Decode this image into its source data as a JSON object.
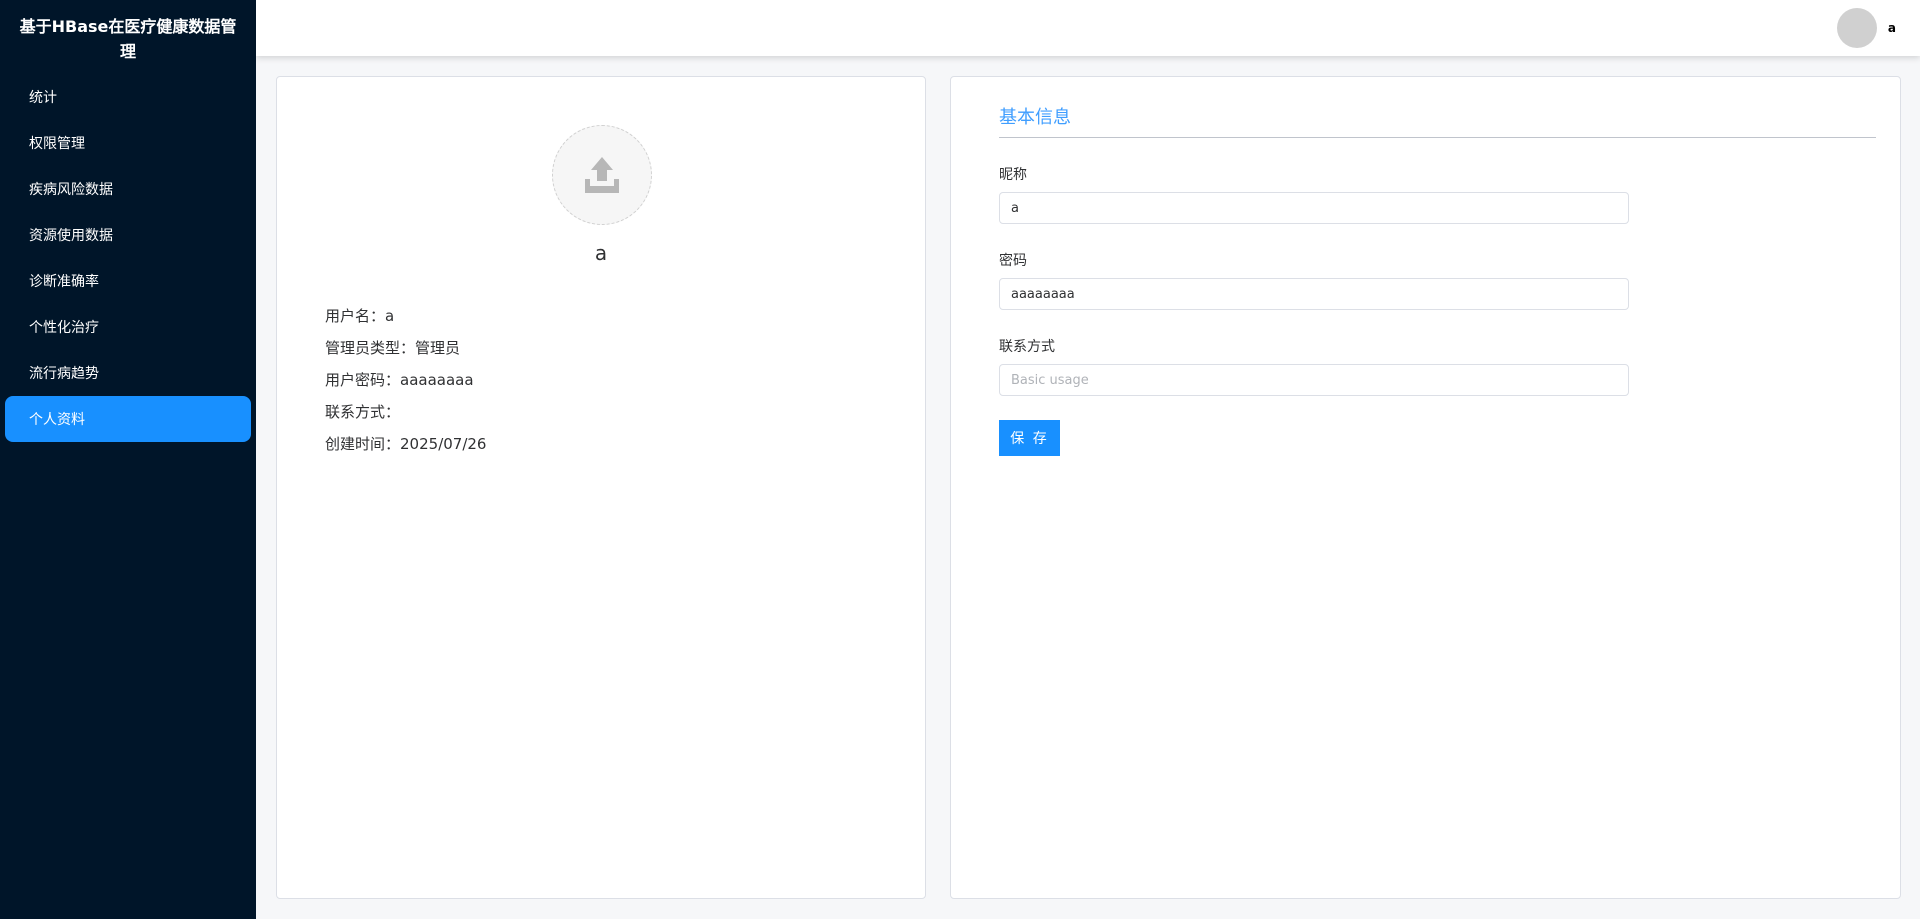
{
  "app": {
    "title": "基于HBase在医疗健康数据管理"
  },
  "sidebar": {
    "items": [
      {
        "label": "统计"
      },
      {
        "label": "权限管理"
      },
      {
        "label": "疾病风险数据"
      },
      {
        "label": "资源使用数据"
      },
      {
        "label": "诊断准确率"
      },
      {
        "label": "个性化治疗"
      },
      {
        "label": "流行病趋势"
      },
      {
        "label": "个人资料",
        "active": true
      }
    ]
  },
  "header": {
    "username": "a"
  },
  "profile": {
    "name": "a",
    "rows": [
      {
        "label": "用户名：",
        "value": "a"
      },
      {
        "label": "管理员类型：",
        "value": "管理员"
      },
      {
        "label": "用户密码：",
        "value": "aaaaaaaa"
      },
      {
        "label": "联系方式：",
        "value": ""
      },
      {
        "label": "创建时间：",
        "value": "2025/07/26"
      }
    ]
  },
  "form": {
    "title": "基本信息",
    "fields": [
      {
        "label": "昵称",
        "value": "a",
        "placeholder": ""
      },
      {
        "label": "密码",
        "value": "aaaaaaaa",
        "placeholder": ""
      },
      {
        "label": "联系方式",
        "value": "",
        "placeholder": "Basic usage"
      }
    ],
    "save_label": "保 存"
  },
  "colors": {
    "sidebar_bg": "#001529",
    "accent": "#1890ff",
    "title_blue": "#409eff"
  }
}
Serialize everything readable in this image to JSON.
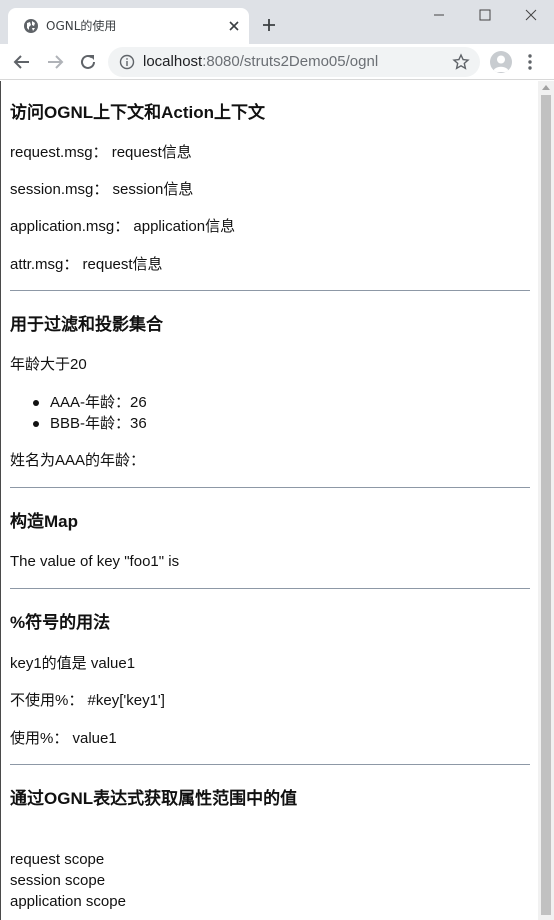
{
  "browser": {
    "tab_title": "OGNL的使用",
    "url_host": "localhost",
    "url_rest": ":8080/struts2Demo05/ognl"
  },
  "section1": {
    "heading": "访问OGNL上下文和Action上下文",
    "lines": [
      "request.msg：  request信息",
      "session.msg：  session信息",
      "application.msg：  application信息",
      "attr.msg：  request信息"
    ]
  },
  "section2": {
    "heading": "用于过滤和投影集合",
    "intro": "年龄大于20",
    "items": [
      "AAA-年龄：26",
      "BBB-年龄：36"
    ],
    "outro": "姓名为AAA的年龄："
  },
  "section3": {
    "heading": "构造Map",
    "line": "The value of key \"foo1\" is"
  },
  "section4": {
    "heading": "%符号的用法",
    "lines": [
      "key1的值是 value1",
      "不使用%：  #key['key1']",
      "使用%：  value1"
    ]
  },
  "section5": {
    "heading": "通过OGNL表达式获取属性范围中的值",
    "scopes": [
      "request scope",
      "session scope",
      "application scope"
    ]
  }
}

== TASK DESCRIPTION ==
Search the lines above for the string "request信息" and copy each line that has it.

== CORRECT ANSWER ==
      "request.msg：  request信息",
      "attr.msg：  request信息"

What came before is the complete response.